■ What the task asks
Omit all pictures. Copy the rest of the material exactly.

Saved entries
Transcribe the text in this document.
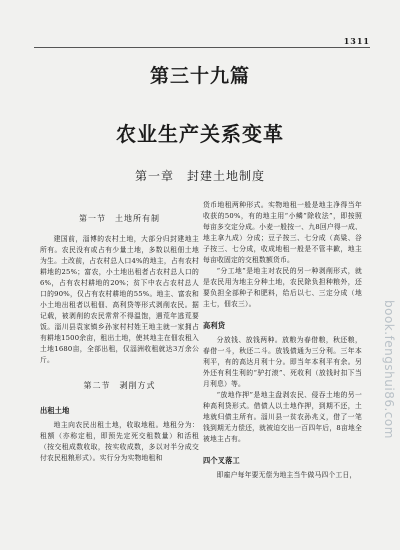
1311
第三十九篇
农业生产关系变革
第一章　封建土地制度
第一节　土地所有制

建国前，淄博的农村土地，大部分归封建地主所有。农民没有或占有少量土地，多数以租佃土地为生。土改前，占农村总人口4%的地主，占有农村耕地的25%；富农，小土地出租者占农村总人口的6%，占有农村耕地的20%；贫下中农占农村总人口的90%，仅占有农村耕地的55%。地主、富农和小土地出租者以租佃、高利贷等形式剥削农民。据记载，被剥削的农民常常不得温饱，遇荒年逃荒要饭。淄川县袁家镇乡孙家村村姓王地主就一家拥占有耕地1500余亩，租出土地，使其地主在佃农租入土地1680亩，全部出租，仅淄洲收租就达3万余公斤。

第二节　剥削方式
出租土地

地主向农民出租土地，收取地租。地租分为：租额（亦称定租，即预先定死交租数量）和活租（按交租成数收取，按实收成数，多以对半分成交付农民租粮形式）。实行分为实物地租和

货币地租两种形式。实物地租一般是地主净得当年收获的50%，有的地主用“小鳞”除收法”，即按照每亩多交定分成。小麦一般按一、九8回户得一成、地主拿九成）分成；豆子按三、七分成（高粱、谷子按三、七分成，收成地租一般是不管丰歉，地主每亩收固定的交租数额货币。

“分工地”是地主对农民的另一种剥削形式，就是农民用为地主分种土地，农民除负担种粮外，还要负担全部种子和肥料，给后以七、三定分成（地主七，佃农三）。

高利贷

分放钱、放钱两种。放粮为春借粮，秋还粮，春借一斗，秋还二斗。放钱债通为三分利。三年本利平，有的高达月利十分。即当年本利平有余。另外还有利生利的“驴打滚”、死收利（放钱时扣下当月利息）等。

“放地作押”是地主盘剥农民、侵吞土地的另一种高利贷形式。借债人以土地作押，到期不还，土地就归债主所有。淄川县一贫农孙兆义，借了一笔钱到期无力偿还，就被迫交出一百四年后，8亩地全被地主占有。

四个叉落工

即雇户每年要无偿为地主当牛做马四个工日，

book.fengshui86.com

■ Right answer
Transcribe the text in this document.
1311
第三十九篇
农业生产关系变革
第一章　封建土地制度
第一节　土地所有制

建国前，淄博的农村土地，大部分归封建地主所有。农民没有或占有少量土地，多数以租佃土地为生。土改前，占农村总人口4%的地主，占有农村耕地的25%；富农，小土地出租者占农村总人口的6%，占有农村耕地的20%；贫下中农占农村总人口的90%，仅占有农村耕地的55%。地主、富农和小土地出租者以租佃、高利贷等形式剥削农民。据记载，被剥削的农民常常不得温饱，遇荒年逃荒要饭。淄川县袁家镇乡孙家村村姓王地主就一家拥占有耕地1500余亩，租出土地，使其地主在佃农租入土地1680亩，全部出租，仅淄洲收租就达3万余公斤。

第二节　剥削方式
出租土地

地主向农民出租土地，收取地租。地租分为：租额（亦称定租，即预先定死交租数量）和活租（按交租成数收取，按实收成数，多以对半分成交付农民租粮形式）。实行分为实物地租和

货币地租两种形式。实物地租一般是地主净得当年收获的50%，有的地主用“小鳞”除收法”，即按照每亩多交定分成。小麦一般按一、九8回户得一成、地主拿九成）分成；豆子按三、七分成（高粱、谷子按三、七分成，收成地租一般是不管丰歉，地主每亩收固定的交租数额货币。

“分工地”是地主对农民的另一种剥削形式，就是农民用为地主分种土地，农民除负担种粮外，还要负担全部种子和肥料，给后以七、三定分成（地主七，佃农三）。

高利贷

分放钱、放钱两种。放粮为春借粮，秋还粮，春借一斗，秋还二斗。放钱债通为三分利。三年本利平，有的高达月利十分。即当年本利平有余。另外还有利生利的“驴打滚”、死收利（放钱时扣下当月利息）等。

“放地作押”是地主盘剥农民、侵吞土地的另一种高利贷形式。借债人以土地作押，到期不还，土地就归债主所有。淄川县一贫农孙兆义，借了一笔钱到期无力偿还，就被迫交出一百四年后，8亩地全被地主占有。

四个叉落工

即雇户每年要无偿为地主当牛做马四个工日，

book.fengshui86.com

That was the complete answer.